Stored data entries:

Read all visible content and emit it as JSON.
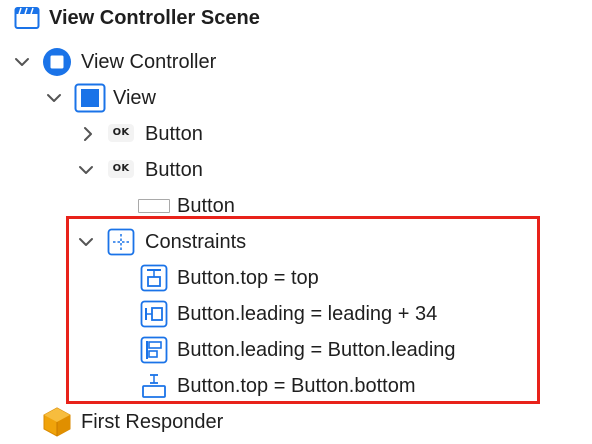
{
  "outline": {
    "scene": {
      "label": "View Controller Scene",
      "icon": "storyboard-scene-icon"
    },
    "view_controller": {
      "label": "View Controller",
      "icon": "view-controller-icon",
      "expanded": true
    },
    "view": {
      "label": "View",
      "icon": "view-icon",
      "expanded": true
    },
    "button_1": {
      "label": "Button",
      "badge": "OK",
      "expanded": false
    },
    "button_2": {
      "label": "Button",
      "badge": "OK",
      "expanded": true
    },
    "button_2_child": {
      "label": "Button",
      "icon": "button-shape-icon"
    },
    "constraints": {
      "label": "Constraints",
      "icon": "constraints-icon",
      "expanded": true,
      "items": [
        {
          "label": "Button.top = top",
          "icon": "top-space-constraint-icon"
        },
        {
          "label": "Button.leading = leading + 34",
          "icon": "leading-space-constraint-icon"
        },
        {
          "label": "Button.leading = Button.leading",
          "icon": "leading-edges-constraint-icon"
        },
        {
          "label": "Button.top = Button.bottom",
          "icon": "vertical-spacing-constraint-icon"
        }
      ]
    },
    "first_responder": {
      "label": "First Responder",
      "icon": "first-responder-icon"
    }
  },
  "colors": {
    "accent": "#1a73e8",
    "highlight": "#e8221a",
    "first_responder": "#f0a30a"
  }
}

...

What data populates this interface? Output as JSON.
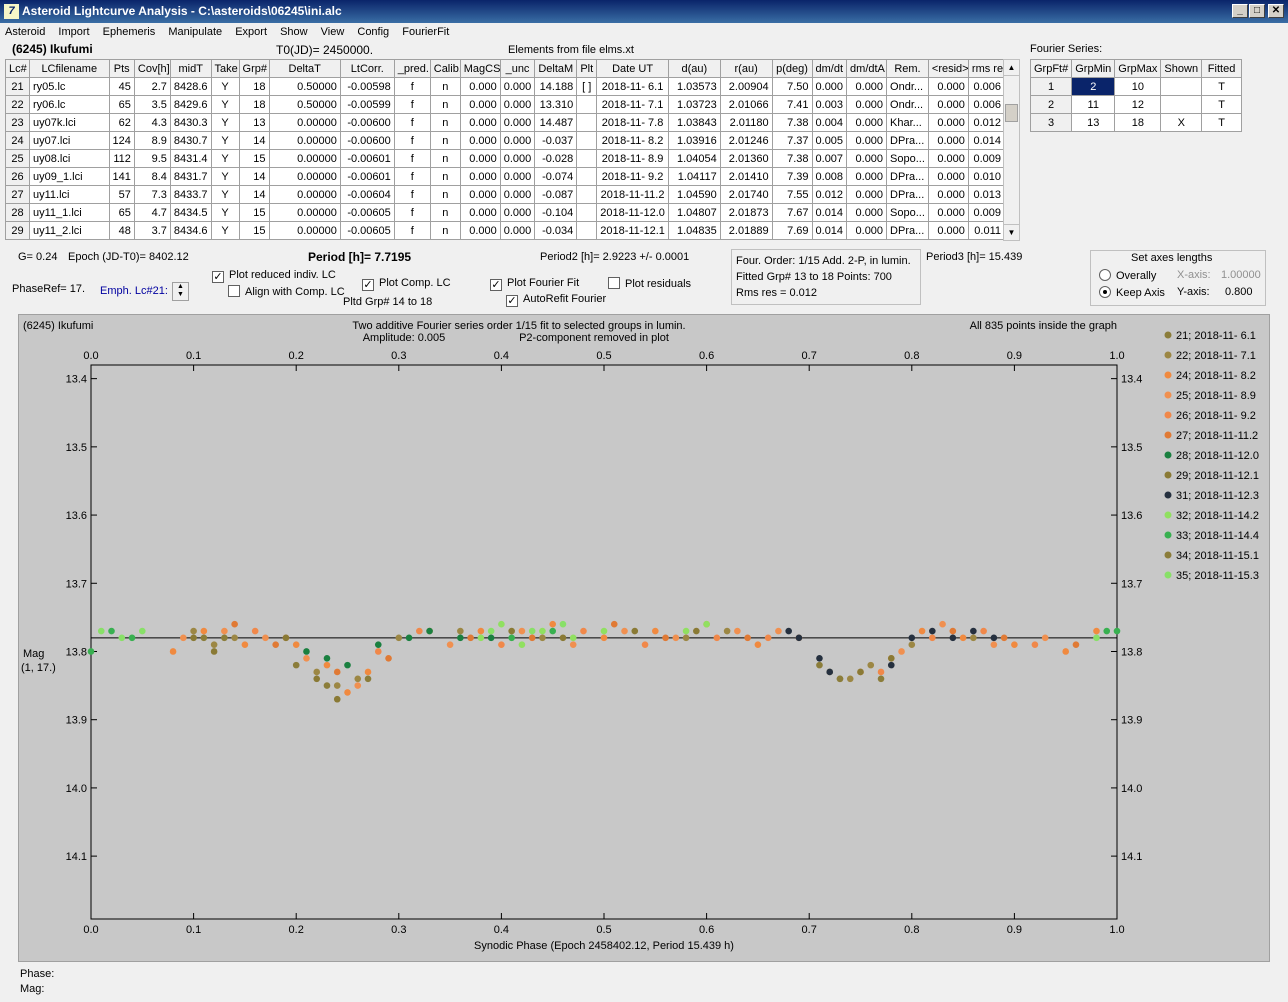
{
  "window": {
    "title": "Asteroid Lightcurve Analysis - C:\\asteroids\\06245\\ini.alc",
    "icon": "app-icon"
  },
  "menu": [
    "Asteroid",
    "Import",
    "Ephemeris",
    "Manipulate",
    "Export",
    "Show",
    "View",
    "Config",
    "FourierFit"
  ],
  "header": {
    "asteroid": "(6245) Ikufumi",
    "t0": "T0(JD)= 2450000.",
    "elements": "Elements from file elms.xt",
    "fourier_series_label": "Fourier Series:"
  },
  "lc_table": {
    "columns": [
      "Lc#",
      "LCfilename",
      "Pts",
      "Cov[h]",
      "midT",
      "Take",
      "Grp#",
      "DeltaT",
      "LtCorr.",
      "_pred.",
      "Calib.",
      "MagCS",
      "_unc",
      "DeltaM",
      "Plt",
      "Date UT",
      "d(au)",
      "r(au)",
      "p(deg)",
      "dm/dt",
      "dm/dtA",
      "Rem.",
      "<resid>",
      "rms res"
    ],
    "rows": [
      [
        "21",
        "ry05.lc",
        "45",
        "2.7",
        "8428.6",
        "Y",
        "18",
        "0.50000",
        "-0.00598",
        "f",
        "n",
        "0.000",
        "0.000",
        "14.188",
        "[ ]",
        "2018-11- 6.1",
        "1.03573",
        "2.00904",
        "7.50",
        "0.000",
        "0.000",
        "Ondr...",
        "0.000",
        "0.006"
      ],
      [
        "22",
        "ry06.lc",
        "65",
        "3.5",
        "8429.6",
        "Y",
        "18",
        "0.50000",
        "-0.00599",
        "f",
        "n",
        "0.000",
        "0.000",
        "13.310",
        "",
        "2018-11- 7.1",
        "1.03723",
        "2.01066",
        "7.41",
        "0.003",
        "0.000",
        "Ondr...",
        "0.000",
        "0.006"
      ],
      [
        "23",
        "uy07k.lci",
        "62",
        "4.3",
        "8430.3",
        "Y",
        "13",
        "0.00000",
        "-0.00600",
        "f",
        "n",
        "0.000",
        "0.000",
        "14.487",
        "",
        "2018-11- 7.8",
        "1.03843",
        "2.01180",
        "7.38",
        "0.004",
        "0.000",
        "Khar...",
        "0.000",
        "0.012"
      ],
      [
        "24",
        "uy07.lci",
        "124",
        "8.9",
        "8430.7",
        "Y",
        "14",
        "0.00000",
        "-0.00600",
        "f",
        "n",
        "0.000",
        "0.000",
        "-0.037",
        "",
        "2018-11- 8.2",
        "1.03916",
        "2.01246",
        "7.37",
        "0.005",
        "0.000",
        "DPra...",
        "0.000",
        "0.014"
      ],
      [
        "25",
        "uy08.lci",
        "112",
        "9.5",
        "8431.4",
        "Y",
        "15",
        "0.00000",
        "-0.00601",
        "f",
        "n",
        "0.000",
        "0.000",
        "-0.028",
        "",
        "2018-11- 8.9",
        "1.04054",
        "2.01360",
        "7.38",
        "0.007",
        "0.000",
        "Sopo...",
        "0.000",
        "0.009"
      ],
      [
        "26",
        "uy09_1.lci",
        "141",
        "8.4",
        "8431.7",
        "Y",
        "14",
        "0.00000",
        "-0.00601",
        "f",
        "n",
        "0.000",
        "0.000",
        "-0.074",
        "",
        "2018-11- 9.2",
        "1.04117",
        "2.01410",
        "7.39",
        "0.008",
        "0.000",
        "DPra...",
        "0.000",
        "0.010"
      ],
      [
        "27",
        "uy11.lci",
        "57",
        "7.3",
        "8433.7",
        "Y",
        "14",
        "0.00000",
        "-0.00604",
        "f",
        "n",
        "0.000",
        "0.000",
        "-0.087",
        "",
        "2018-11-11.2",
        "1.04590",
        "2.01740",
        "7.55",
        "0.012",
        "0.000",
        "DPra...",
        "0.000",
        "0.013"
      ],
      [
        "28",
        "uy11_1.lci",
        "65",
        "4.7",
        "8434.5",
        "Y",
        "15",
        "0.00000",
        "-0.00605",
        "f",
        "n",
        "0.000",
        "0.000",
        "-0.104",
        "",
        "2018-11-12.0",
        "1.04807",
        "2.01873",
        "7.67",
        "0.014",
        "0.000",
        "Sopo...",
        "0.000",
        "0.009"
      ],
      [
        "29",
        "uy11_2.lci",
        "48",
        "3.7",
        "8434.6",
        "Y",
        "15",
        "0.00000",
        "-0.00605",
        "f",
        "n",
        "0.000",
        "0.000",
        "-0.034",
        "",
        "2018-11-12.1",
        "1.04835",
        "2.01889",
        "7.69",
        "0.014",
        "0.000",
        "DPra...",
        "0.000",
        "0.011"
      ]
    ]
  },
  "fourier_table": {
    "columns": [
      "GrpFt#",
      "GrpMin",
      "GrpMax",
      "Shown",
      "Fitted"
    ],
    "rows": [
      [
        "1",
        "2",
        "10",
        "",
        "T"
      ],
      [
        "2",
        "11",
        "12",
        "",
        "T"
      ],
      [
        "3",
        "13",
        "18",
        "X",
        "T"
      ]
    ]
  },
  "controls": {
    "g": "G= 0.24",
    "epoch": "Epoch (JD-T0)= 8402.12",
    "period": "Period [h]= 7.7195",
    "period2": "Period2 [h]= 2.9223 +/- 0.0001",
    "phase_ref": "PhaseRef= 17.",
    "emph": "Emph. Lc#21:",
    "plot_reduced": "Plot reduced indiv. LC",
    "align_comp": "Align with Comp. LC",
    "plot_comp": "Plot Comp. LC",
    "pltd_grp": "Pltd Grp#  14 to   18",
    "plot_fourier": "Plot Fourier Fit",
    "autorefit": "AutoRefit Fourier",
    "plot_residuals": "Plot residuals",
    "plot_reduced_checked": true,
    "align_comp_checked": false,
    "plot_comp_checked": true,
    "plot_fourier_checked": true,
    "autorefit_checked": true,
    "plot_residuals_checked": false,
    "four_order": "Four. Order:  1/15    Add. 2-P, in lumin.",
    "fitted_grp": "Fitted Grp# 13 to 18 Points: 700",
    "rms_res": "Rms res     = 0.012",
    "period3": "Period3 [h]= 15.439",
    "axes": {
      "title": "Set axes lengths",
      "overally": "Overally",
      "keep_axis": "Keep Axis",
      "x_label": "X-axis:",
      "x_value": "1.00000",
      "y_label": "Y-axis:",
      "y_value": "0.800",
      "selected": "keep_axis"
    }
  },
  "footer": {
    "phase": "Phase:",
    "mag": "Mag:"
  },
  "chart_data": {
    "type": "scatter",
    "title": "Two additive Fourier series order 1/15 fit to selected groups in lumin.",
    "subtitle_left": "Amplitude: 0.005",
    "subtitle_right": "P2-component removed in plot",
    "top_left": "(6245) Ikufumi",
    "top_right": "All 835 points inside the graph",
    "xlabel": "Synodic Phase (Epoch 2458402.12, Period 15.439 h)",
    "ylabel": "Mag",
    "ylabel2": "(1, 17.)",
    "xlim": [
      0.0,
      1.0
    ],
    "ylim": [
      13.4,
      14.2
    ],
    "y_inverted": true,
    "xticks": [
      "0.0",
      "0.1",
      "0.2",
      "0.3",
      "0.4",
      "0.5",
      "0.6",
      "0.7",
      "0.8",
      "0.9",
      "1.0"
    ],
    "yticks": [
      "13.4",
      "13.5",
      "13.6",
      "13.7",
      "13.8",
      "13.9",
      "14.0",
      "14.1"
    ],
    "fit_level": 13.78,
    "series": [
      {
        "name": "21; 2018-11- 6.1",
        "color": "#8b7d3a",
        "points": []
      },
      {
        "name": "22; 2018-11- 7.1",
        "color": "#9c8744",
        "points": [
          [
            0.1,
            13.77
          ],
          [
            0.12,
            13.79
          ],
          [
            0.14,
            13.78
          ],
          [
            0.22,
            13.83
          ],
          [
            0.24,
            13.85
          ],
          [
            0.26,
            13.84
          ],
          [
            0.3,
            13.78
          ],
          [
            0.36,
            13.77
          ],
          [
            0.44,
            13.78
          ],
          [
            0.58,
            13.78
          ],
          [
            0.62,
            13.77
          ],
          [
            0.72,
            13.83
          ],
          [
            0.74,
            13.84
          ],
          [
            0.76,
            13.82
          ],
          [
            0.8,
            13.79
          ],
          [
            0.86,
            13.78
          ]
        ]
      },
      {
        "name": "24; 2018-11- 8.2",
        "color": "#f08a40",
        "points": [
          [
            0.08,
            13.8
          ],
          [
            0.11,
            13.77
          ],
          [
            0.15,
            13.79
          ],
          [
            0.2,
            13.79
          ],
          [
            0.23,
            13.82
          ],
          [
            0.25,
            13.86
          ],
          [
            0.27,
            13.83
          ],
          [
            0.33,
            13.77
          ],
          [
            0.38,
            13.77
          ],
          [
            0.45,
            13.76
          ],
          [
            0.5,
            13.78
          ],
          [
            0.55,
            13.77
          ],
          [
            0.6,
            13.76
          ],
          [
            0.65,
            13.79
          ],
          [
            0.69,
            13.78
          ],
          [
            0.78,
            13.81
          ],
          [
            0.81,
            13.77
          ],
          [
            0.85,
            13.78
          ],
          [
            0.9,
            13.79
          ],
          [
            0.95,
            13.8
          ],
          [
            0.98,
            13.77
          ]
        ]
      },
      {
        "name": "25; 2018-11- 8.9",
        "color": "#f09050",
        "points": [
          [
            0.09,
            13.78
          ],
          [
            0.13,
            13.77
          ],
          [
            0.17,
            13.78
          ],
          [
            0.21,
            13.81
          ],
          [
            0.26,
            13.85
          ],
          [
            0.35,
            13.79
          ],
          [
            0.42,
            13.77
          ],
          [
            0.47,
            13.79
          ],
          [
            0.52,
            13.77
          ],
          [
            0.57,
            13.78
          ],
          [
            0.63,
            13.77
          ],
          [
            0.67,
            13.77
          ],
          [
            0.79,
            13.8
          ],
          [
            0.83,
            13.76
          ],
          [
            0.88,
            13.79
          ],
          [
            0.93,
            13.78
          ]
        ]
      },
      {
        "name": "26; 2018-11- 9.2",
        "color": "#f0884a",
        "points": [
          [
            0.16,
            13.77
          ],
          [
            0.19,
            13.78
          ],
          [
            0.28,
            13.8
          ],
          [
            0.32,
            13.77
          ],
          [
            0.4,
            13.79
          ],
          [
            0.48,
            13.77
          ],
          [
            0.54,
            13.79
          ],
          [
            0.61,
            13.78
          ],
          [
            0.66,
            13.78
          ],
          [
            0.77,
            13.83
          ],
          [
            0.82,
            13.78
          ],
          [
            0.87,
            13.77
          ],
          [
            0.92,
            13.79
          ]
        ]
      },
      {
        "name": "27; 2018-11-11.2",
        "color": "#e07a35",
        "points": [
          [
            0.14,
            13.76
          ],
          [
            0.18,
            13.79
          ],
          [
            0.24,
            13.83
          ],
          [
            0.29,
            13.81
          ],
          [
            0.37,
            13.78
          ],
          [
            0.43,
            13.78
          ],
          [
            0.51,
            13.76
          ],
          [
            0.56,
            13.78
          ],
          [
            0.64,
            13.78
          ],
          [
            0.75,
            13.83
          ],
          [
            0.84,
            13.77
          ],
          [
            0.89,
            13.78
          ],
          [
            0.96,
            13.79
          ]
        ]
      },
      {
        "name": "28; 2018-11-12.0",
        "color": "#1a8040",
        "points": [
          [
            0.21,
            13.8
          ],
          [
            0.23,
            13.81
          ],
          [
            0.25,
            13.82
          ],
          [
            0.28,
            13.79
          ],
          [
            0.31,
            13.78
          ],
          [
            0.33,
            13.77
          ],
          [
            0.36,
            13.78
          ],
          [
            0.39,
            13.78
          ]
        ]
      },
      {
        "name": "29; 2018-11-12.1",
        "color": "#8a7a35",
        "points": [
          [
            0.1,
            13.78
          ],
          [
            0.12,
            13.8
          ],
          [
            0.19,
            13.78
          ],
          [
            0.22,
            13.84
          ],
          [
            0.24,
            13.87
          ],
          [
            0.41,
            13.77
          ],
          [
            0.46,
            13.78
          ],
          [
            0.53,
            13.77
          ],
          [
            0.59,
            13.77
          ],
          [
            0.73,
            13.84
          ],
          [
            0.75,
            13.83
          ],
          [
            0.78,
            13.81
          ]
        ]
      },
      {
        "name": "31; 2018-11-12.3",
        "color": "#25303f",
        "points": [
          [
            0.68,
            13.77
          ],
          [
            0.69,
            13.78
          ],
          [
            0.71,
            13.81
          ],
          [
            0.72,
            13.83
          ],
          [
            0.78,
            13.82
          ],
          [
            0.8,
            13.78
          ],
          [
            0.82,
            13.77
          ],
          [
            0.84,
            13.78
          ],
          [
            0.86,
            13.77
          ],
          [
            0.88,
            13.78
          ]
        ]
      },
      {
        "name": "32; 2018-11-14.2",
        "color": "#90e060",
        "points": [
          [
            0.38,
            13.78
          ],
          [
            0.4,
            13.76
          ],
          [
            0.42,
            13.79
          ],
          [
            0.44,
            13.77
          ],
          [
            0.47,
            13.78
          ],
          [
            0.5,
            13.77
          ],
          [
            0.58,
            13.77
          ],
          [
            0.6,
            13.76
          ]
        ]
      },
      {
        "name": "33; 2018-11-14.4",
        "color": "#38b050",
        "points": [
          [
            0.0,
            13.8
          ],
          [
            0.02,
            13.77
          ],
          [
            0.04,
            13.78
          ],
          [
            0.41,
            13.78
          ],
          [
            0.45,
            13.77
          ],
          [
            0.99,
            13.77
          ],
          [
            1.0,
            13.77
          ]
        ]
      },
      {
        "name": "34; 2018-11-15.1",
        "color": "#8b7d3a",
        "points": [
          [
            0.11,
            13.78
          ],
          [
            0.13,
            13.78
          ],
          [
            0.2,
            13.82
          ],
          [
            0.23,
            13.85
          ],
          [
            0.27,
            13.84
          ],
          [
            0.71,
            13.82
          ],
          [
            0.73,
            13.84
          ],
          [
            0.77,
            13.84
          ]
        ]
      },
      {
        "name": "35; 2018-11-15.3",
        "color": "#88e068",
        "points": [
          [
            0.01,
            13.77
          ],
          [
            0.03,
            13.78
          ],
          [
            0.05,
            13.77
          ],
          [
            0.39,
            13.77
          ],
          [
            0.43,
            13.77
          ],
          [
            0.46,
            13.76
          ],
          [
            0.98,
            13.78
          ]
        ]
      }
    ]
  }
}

Work required: Which lines above contain "true"? Show each of them.

Task solution:
      "expanded": true
      "expanded": true
      "expanded": true
      "expanded": true,
    "plot_reduced_checked": true,
    "plot_comp_checked": true,
    "plot_fourier_checked": true,
    "autorefit_checked": true,
    "y_inverted": true,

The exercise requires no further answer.